§ What you are asked to do: Using the material that follows, identify and copy each line with the string "Vicary".

§ Records for this exercise:
+===+

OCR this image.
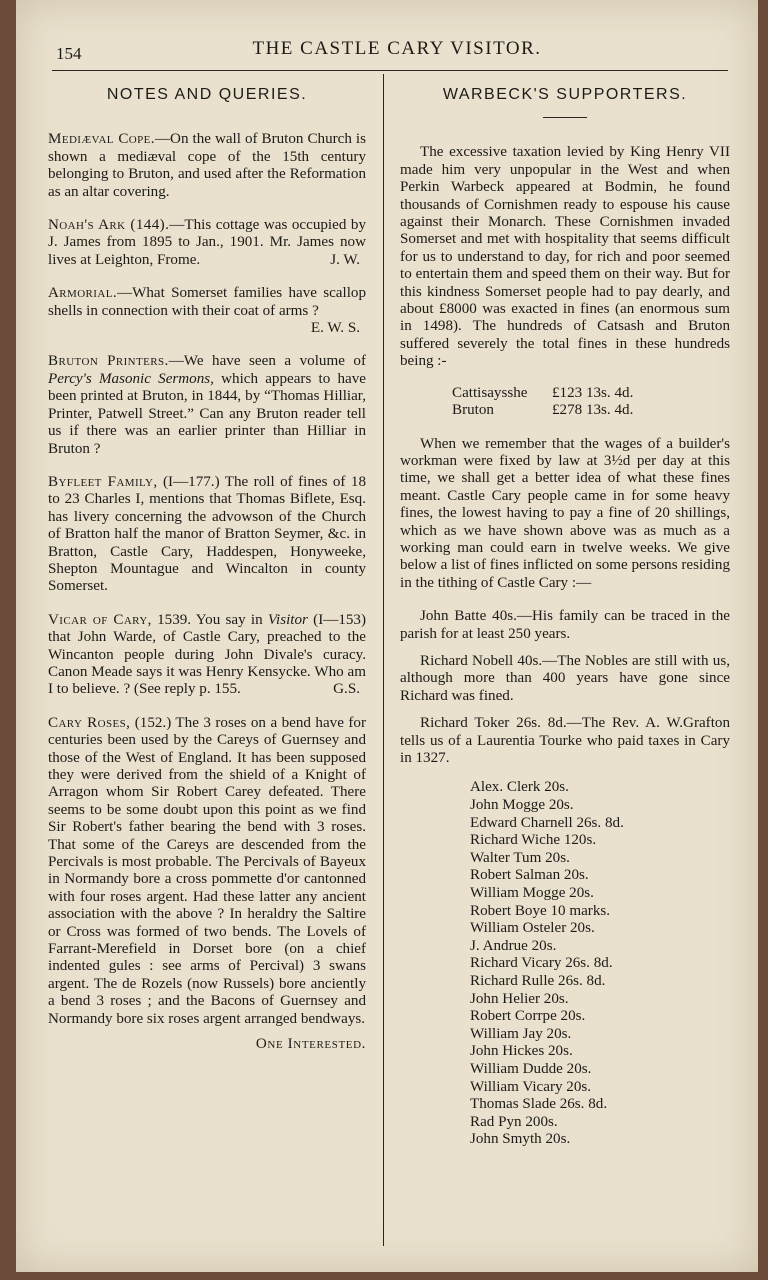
154	THE CASTLE CARY VISITOR.
NOTES AND QUERIES.

Mediæval Cope.—On the wall of Bruton Church is shown a mediæval cope of the 15th century belonging to Bruton, and used after the Reformation as an altar covering.

Noah's Ark (144).—This cottage was occupied by J. James from 1895 to Jan., 1901. Mr. James now lives at Leighton, Frome.	J. W.

Armorial.—What Somerset families have scallop shells in connection with their coat of arms ?
E. W. S.

Bruton Printers.—We have seen a volume of Percy's Masonic Sermons, which appears to have been printed at Bruton, in 1844, by “Thomas Hilliar, Printer, Patwell Street.” Can any Bruton reader tell us if there was an earlier printer than Hilliar in Bruton ?

Byfleet Family, (I—177.) The roll of fines of 18 to 23 Charles I, mentions that Thomas Biflete, Esq. has livery concerning the advowson of the Church of Bratton half the manor of Bratton Seymer, &c. in Bratton, Castle Cary, Haddespen, Honyweeke, Shepton Mountague and Wincalton in county Somerset.

Vicar of Cary, 1539. You say in Visitor (I—153) that John Warde, of Castle Cary, preached to the Wincanton people during John Divale's curacy. Canon Meade says it was Henry Kensycke. Who am I to believe. ? (See reply p. 155.	G.S.

Cary Roses, (152.) The 3 roses on a bend have for centuries been used by the Careys of Guernsey and those of the West of England. It has been supposed they were derived from the shield of a Knight of Arragon whom Sir Robert Carey defeated. There seems to be some doubt upon this point as we find Sir Robert's father bearing the bend with 3 roses. That some of the Careys are descended from the Percivals is most probable. The Percivals of Bayeux in Normandy bore a cross pommette d'or cantonned with four roses argent. Had these latter any ancient association with the above ? In heraldry the Saltire or Cross was formed of two bends. The Lovels of Farrant-Merefield in Dorset bore (on a chief indented gules : see arms of Percival) 3 swans argent. The de Rozels (now Russels) bore anciently a bend 3 roses ; and the Bacons of Guernsey and Normandy bore six roses argent arranged bendways.

One Interested.
WARBECK'S SUPPORTERS.

The excessive taxation levied by King Henry VII made him very unpopular in the West and when Perkin Warbeck appeared at Bodmin, he found thousands of Cornishmen ready to espouse his cause against their Monarch. These Cornishmen invaded Somerset and met with hospitality that seems difficult for us to understand to day, for rich and poor seemed to entertain them and speed them on their way. But for this kindness Somerset people had to pay dearly, and about £8000 was exacted in fines (an enormous sum in 1498). The hundreds of Catsash and Bruton suffered severely the total fines in these hundreds being :-

Cattisaysshe	£123 13s. 4d.
Bruton	£278 13s. 4d.

When we remember that the wages of a builder's workman were fixed by law at 3½d per day at this time, we shall get a better idea of what these fines meant. Castle Cary people came in for some heavy fines, the lowest having to pay a fine of 20 shillings, which as we have shown above was as much as a working man could earn in twelve weeks. We give below a list of fines inflicted on some persons residing in the tithing of Castle Cary :—

John Batte 40s.—His family can be traced in the parish for at least 250 years.

Richard Nobell 40s.—The Nobles are still with us, although more than 400 years have gone since Richard was fined.

Richard Toker 26s. 8d.—The Rev. A. W.Grafton tells us of a Laurentia Tourke who paid taxes in Cary in 1327.

Alex. Clerk 20s.
John Mogge 20s.
Edward Charnell 26s. 8d.
Richard Wiche 120s.
Walter Tum 20s.
Robert Salman 20s.
William Mogge 20s.
Robert Boye 10 marks.
William Osteler 20s.
J. Andrue 20s.
Richard Vicary 26s. 8d.
Richard Rulle 26s. 8d.
John Helier 20s.
Robert Corrpe 20s.
William Jay 20s.
John Hickes 20s.
William Dudde 20s.
William Vicary 20s.
Thomas Slade 26s. 8d.
Rad Pyn 200s.
John Smyth 20s.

+===+

§ Exercise response:
Richard Vicary 26s. 8d.
William Vicary 20s.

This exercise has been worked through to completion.